» Objective
Collect all lines containing the word "Frequency" from the data.

» Dataset entries
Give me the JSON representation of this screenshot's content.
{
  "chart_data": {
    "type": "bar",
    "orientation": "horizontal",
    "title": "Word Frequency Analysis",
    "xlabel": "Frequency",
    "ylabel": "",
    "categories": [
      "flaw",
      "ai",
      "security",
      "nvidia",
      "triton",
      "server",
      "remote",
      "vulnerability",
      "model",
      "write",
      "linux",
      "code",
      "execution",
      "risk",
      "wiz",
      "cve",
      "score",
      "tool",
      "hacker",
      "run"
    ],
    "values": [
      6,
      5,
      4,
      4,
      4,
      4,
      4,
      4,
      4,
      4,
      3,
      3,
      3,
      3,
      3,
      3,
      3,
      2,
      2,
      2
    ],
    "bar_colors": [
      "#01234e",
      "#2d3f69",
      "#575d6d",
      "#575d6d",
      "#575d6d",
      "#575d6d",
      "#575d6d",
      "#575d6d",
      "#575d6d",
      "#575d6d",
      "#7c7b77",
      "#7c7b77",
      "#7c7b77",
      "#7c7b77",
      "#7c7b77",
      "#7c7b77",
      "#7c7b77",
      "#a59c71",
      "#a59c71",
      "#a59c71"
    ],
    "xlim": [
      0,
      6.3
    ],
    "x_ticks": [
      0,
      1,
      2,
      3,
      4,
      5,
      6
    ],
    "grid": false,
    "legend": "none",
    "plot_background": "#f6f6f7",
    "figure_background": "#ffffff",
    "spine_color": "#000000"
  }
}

» Response to this task
    "title": "Word Frequency Analysis",
    "xlabel": "Frequency",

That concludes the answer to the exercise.